* What the task asks *
Reproduce all records exactly.

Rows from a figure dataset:
.....
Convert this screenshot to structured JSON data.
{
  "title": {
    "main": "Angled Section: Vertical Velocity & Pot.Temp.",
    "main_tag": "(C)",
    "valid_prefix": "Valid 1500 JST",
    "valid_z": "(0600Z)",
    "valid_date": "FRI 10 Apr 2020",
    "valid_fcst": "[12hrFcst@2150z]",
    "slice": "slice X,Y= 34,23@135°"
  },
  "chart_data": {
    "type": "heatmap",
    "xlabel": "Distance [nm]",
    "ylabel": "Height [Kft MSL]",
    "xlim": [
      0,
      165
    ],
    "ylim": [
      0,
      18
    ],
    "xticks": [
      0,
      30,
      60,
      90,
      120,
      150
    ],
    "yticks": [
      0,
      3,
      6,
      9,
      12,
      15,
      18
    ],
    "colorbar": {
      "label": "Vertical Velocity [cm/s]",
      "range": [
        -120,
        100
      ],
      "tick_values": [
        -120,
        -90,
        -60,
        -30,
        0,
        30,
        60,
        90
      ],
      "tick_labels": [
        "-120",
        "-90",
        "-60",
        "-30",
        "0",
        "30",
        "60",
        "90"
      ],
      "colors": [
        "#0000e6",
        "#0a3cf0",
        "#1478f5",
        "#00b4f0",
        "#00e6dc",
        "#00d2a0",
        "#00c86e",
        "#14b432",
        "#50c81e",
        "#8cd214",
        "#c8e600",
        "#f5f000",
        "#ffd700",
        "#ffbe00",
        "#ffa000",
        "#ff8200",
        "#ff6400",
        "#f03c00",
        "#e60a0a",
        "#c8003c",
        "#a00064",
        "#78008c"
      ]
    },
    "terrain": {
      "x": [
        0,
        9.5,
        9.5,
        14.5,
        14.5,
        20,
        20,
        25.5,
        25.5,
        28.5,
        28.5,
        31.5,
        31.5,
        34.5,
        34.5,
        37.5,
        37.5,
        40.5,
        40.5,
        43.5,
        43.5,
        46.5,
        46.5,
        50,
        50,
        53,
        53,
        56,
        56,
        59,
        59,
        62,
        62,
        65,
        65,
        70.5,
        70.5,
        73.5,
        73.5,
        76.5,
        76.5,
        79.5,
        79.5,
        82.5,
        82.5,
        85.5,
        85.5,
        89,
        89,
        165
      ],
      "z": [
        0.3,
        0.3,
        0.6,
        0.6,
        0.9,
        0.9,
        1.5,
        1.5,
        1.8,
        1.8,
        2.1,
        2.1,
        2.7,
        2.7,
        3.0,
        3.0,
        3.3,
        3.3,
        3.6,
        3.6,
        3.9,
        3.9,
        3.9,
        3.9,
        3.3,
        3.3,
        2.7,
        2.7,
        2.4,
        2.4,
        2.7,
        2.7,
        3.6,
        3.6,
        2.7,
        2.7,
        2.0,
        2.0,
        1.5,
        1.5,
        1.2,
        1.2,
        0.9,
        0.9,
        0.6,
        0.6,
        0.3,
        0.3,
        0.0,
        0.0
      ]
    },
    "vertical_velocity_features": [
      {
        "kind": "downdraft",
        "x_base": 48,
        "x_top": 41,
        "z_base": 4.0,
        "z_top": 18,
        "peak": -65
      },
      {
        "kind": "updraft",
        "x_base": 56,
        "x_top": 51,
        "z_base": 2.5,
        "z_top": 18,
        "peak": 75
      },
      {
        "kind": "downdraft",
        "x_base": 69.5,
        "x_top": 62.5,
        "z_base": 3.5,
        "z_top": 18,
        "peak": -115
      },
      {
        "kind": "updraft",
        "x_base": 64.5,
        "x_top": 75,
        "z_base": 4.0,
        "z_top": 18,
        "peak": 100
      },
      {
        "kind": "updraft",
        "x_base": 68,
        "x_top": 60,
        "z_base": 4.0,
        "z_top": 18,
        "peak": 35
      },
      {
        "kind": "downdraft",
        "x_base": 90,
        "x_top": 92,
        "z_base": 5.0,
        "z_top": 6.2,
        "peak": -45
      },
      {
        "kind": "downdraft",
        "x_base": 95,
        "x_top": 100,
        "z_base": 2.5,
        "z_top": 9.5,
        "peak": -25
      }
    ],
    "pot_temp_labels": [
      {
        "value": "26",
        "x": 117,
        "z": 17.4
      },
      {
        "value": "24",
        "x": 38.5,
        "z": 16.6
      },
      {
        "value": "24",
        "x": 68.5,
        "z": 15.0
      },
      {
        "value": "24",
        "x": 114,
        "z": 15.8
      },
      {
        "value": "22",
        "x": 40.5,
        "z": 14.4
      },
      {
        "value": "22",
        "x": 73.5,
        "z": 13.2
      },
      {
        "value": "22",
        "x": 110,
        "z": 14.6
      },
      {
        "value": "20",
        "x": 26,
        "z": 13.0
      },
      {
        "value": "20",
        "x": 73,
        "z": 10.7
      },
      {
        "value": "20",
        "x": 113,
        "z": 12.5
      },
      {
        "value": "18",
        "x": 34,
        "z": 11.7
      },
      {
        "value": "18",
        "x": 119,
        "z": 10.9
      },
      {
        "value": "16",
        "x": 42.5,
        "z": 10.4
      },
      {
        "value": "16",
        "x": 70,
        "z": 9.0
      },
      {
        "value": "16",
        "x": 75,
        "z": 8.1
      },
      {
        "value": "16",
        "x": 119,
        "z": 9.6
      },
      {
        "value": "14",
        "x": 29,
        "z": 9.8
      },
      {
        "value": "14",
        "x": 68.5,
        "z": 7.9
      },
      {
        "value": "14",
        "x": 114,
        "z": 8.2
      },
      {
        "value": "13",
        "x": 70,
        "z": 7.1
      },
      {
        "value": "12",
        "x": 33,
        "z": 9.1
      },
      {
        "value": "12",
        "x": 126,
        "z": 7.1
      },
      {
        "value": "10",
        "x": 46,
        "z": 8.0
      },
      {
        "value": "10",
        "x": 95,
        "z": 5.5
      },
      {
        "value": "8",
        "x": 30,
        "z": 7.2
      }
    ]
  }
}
.....
* Task result *
Convert this screenshot to structured JSON data.
{
  "title": {
    "main": "Angled Section: Vertical Velocity & Pot.Temp.",
    "main_tag": "(C)",
    "valid_prefix": "Valid 1500 JST",
    "valid_z": "(0600Z)",
    "valid_date": "FRI 10 Apr 2020",
    "valid_fcst": "[12hrFcst@2150z]",
    "slice": "slice X,Y= 34,23@135°"
  },
  "chart_data": {
    "type": "heatmap",
    "xlabel": "Distance [nm]",
    "ylabel": "Height [Kft MSL]",
    "xlim": [
      0,
      165
    ],
    "ylim": [
      0,
      18
    ],
    "xticks": [
      0,
      30,
      60,
      90,
      120,
      150
    ],
    "yticks": [
      0,
      3,
      6,
      9,
      12,
      15,
      18
    ],
    "colorbar": {
      "label": "Vertical Velocity [cm/s]",
      "range": [
        -120,
        100
      ],
      "tick_values": [
        -120,
        -90,
        -60,
        -30,
        0,
        30,
        60,
        90
      ],
      "tick_labels": [
        "-120",
        "-90",
        "-60",
        "-30",
        "0",
        "30",
        "60",
        "90"
      ],
      "colors": [
        "#0000e6",
        "#0a3cf0",
        "#1478f5",
        "#00b4f0",
        "#00e6dc",
        "#00d2a0",
        "#00c86e",
        "#14b432",
        "#50c81e",
        "#8cd214",
        "#c8e600",
        "#f5f000",
        "#ffd700",
        "#ffbe00",
        "#ffa000",
        "#ff8200",
        "#ff6400",
        "#f03c00",
        "#e60a0a",
        "#c8003c",
        "#a00064",
        "#78008c"
      ]
    },
    "terrain": {
      "x": [
        0,
        9.5,
        9.5,
        14.5,
        14.5,
        20,
        20,
        25.5,
        25.5,
        28.5,
        28.5,
        31.5,
        31.5,
        34.5,
        34.5,
        37.5,
        37.5,
        40.5,
        40.5,
        43.5,
        43.5,
        46.5,
        46.5,
        50,
        50,
        53,
        53,
        56,
        56,
        59,
        59,
        62,
        62,
        65,
        65,
        70.5,
        70.5,
        73.5,
        73.5,
        76.5,
        76.5,
        79.5,
        79.5,
        82.5,
        82.5,
        85.5,
        85.5,
        89,
        89,
        165
      ],
      "z": [
        0.3,
        0.3,
        0.6,
        0.6,
        0.9,
        0.9,
        1.5,
        1.5,
        1.8,
        1.8,
        2.1,
        2.1,
        2.7,
        2.7,
        3.0,
        3.0,
        3.3,
        3.3,
        3.6,
        3.6,
        3.9,
        3.9,
        3.9,
        3.9,
        3.3,
        3.3,
        2.7,
        2.7,
        2.4,
        2.4,
        2.7,
        2.7,
        3.6,
        3.6,
        2.7,
        2.7,
        2.0,
        2.0,
        1.5,
        1.5,
        1.2,
        1.2,
        0.9,
        0.9,
        0.6,
        0.6,
        0.3,
        0.3,
        0.0,
        0.0
      ]
    },
    "vertical_velocity_features": [
      {
        "kind": "downdraft",
        "x_base": 48,
        "x_top": 41,
        "z_base": 4.0,
        "z_top": 18,
        "peak": -65
      },
      {
        "kind": "updraft",
        "x_base": 56,
        "x_top": 51,
        "z_base": 2.5,
        "z_top": 18,
        "peak": 75
      },
      {
        "kind": "downdraft",
        "x_base": 69.5,
        "x_top": 62.5,
        "z_base": 3.5,
        "z_top": 18,
        "peak": -115
      },
      {
        "kind": "updraft",
        "x_base": 64.5,
        "x_top": 75,
        "z_base": 4.0,
        "z_top": 18,
        "peak": 100
      },
      {
        "kind": "updraft",
        "x_base": 68,
        "x_top": 60,
        "z_base": 4.0,
        "z_top": 18,
        "peak": 35
      },
      {
        "kind": "downdraft",
        "x_base": 90,
        "x_top": 92,
        "z_base": 5.0,
        "z_top": 6.2,
        "peak": -45
      },
      {
        "kind": "downdraft",
        "x_base": 95,
        "x_top": 100,
        "z_base": 2.5,
        "z_top": 9.5,
        "peak": -25
      }
    ],
    "pot_temp_labels": [
      {
        "value": "26",
        "x": 117,
        "z": 17.4
      },
      {
        "value": "24",
        "x": 38.5,
        "z": 16.6
      },
      {
        "value": "24",
        "x": 68.5,
        "z": 15.0
      },
      {
        "value": "24",
        "x": 114,
        "z": 15.8
      },
      {
        "value": "22",
        "x": 40.5,
        "z": 14.4
      },
      {
        "value": "22",
        "x": 73.5,
        "z": 13.2
      },
      {
        "value": "22",
        "x": 110,
        "z": 14.6
      },
      {
        "value": "20",
        "x": 26,
        "z": 13.0
      },
      {
        "value": "20",
        "x": 73,
        "z": 10.7
      },
      {
        "value": "20",
        "x": 113,
        "z": 12.5
      },
      {
        "value": "18",
        "x": 34,
        "z": 11.7
      },
      {
        "value": "18",
        "x": 119,
        "z": 10.9
      },
      {
        "value": "16",
        "x": 42.5,
        "z": 10.4
      },
      {
        "value": "16",
        "x": 70,
        "z": 9.0
      },
      {
        "value": "16",
        "x": 75,
        "z": 8.1
      },
      {
        "value": "16",
        "x": 119,
        "z": 9.6
      },
      {
        "value": "14",
        "x": 29,
        "z": 9.8
      },
      {
        "value": "14",
        "x": 68.5,
        "z": 7.9
      },
      {
        "value": "14",
        "x": 114,
        "z": 8.2
      },
      {
        "value": "13",
        "x": 70,
        "z": 7.1
      },
      {
        "value": "12",
        "x": 33,
        "z": 9.1
      },
      {
        "value": "12",
        "x": 126,
        "z": 7.1
      },
      {
        "value": "10",
        "x": 46,
        "z": 8.0
      },
      {
        "value": "10",
        "x": 95,
        "z": 5.5
      },
      {
        "value": "8",
        "x": 30,
        "z": 7.2
      }
    ]
  }
}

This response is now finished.